─── Given passage ───

The first step in forgiving one's own self is to face whatever has happened. I have more than a few of those in my own lifetime's history. It can be hard to do that. Once we arrive at a new perspective we may find in seeing the ways in which we've been seriously unbalanced shocking. Could I really have behaved that way ? If someone else has done whatever to us we will need to also forgive any sense of guilt or victimization within us for having "let" it somehow happen. If it wasn't pleasant and we could have known what was coming and if there had been some different choice that we could have made under those circumstances – of course we would have chosen differently but we didn't. For whatever reason there was no way that we could have truly prevented it.

The truth is that bad things do happen to good people. However, allowing the memories and negative feelings to fester and "live" in you beyond a reasonable amount of time does serious damage to the one you should love the most – your own self. It is an act of self-love to forgive yourself for the experiences that living a physically incarnated life brings through the challenging situations that each of us experience in our lives. The Aramaic word for forgive is "shbag" meaning to "untie". Self-forgiveness is untying one's self from the past in order to fully participate in the present moment and in a process of change. Those unfortunate events that befall each of us are brought into our lives to provide us with the tools of understanding, wisdom, insights and empathy when others go through similar experiences and we are strong enough to stand alongside them in that fuller perspective.

───

*Given instruction 1:*
Echo the passage on self-forgiveness, starting at "The truth is" and ending at "that fuller perspective.".
*Given instruction 2:*
Does the passage on self-forgiveness agree with each statement below? Answer yes or no for each, quoting the deciding words exactly. (a) Facing whatever has happened is the first step in forgiving oneself. (b) Self-forgiveness means holding on to the past. (c) Bad things happen only to people who deserve them.

─── Material provided ───

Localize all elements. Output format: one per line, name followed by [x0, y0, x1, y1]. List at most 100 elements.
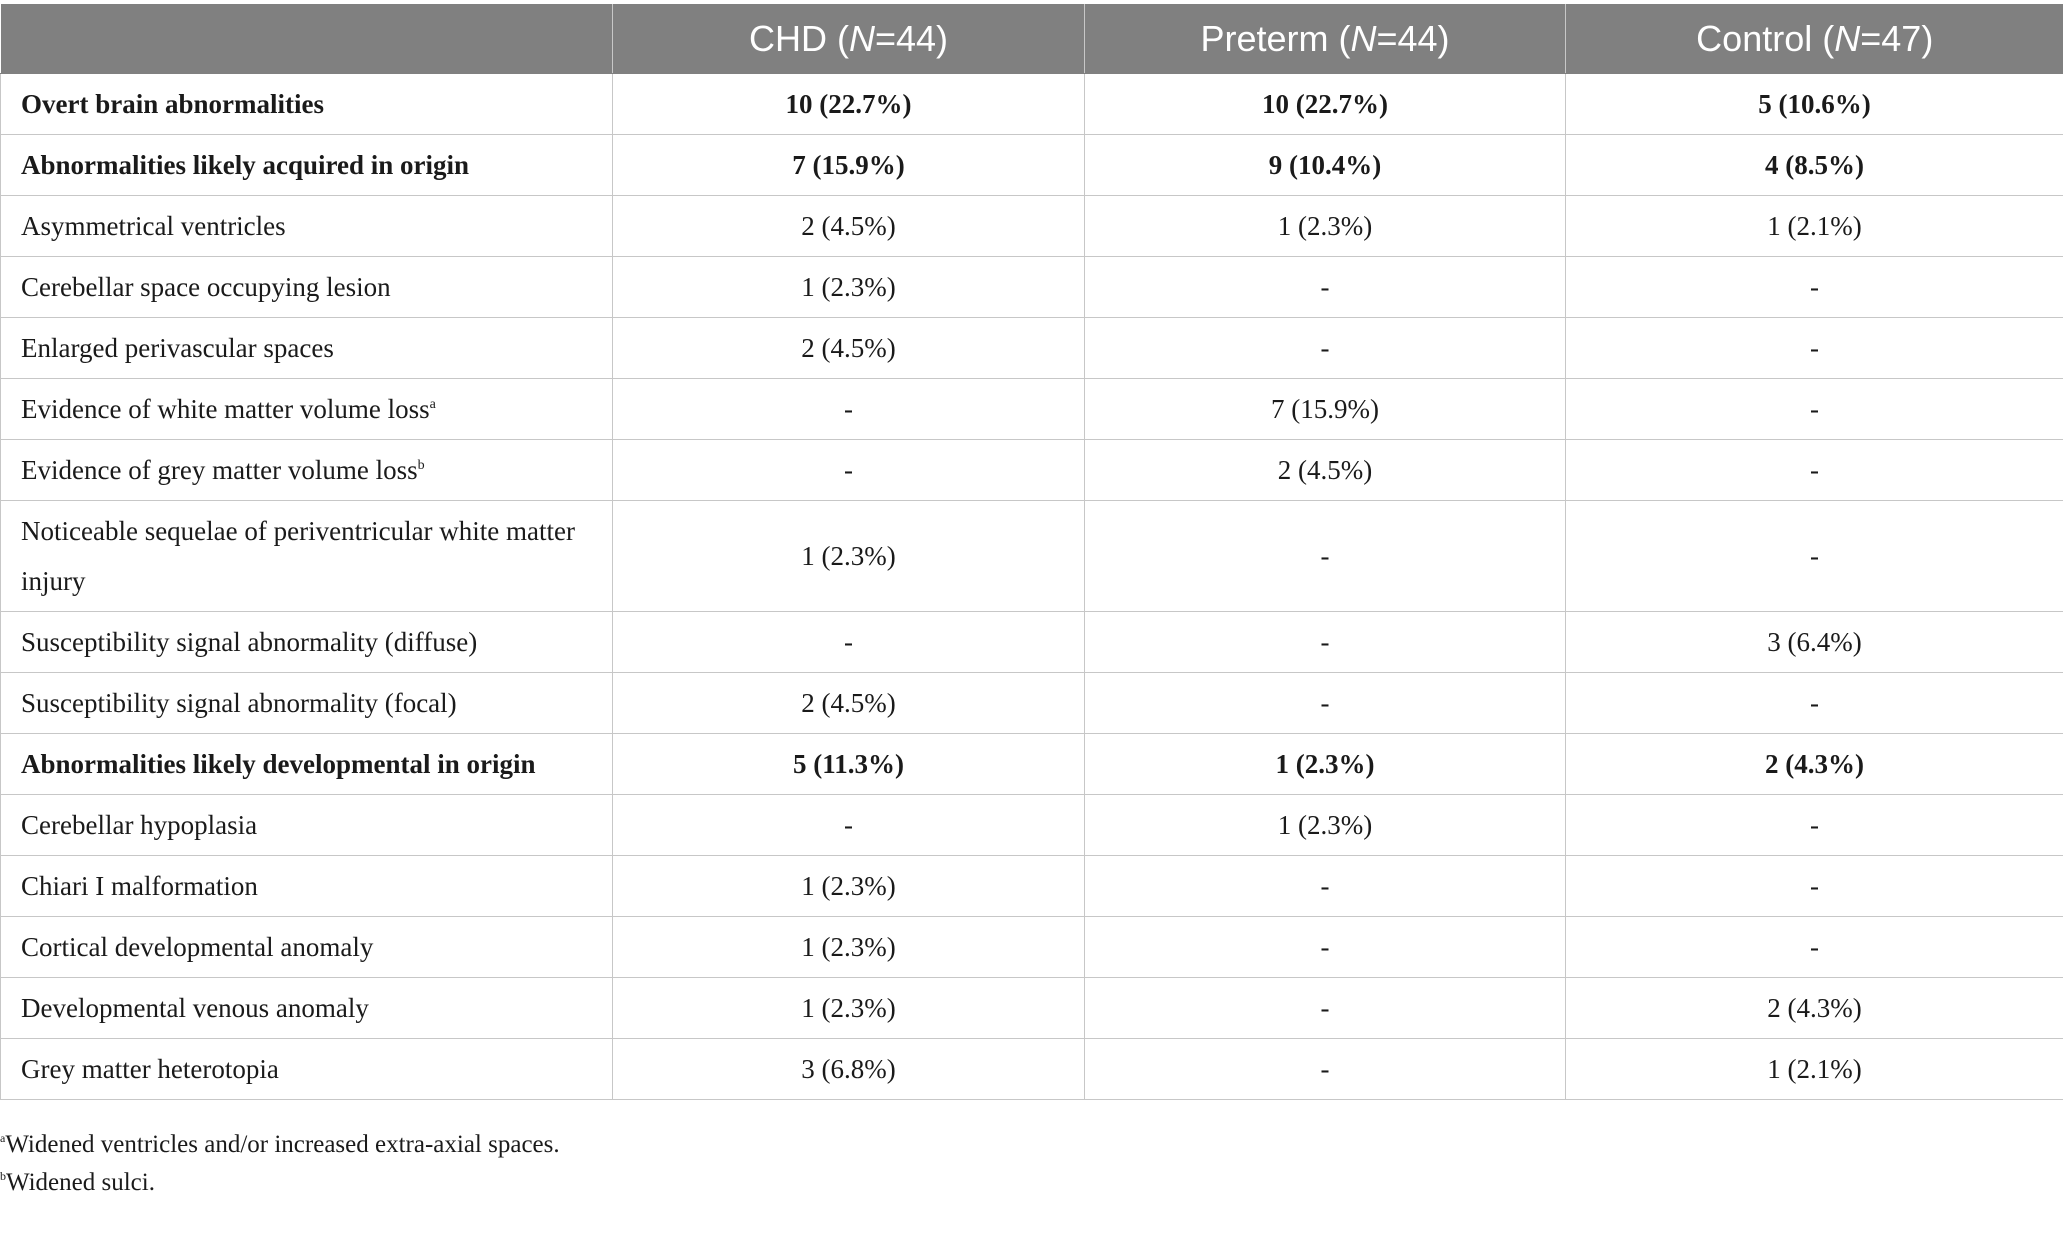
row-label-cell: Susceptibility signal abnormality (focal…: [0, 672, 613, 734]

───

*Task result 1:*
The truth is that bad things do happen to good people. However, allowing the memories and negative feelings to fester and "live" in you beyond a reasonable amount of time does serious damage to the one you should love the most – your own self. It is an act of self-love to forgive yourself for the experiences that living a physically incarnated life brings through the challenging situations that each of us experience in our lives. The Aramaic word for forgive is "shbag" meaning to "untie". Self-forgiveness is untying one's self from the past in order to fully participate in the present moment and in a process of change. Those unfortunate events that befall each of us are brought into our lives to provide us with the tools of understanding, wisdom, insights and empathy when others go through similar experiences and we are strong enough to stand alongside them in that fuller perspective.

*Task result 2:*
(a) Yes: "The first step in forgiving one's own self is to face whatever has happened."
(b) No: "Self-forgiveness is untying one's self from the past in order to fully participate in the present moment and in a process of change."
(c) No: "The truth is that bad things do happen to good people."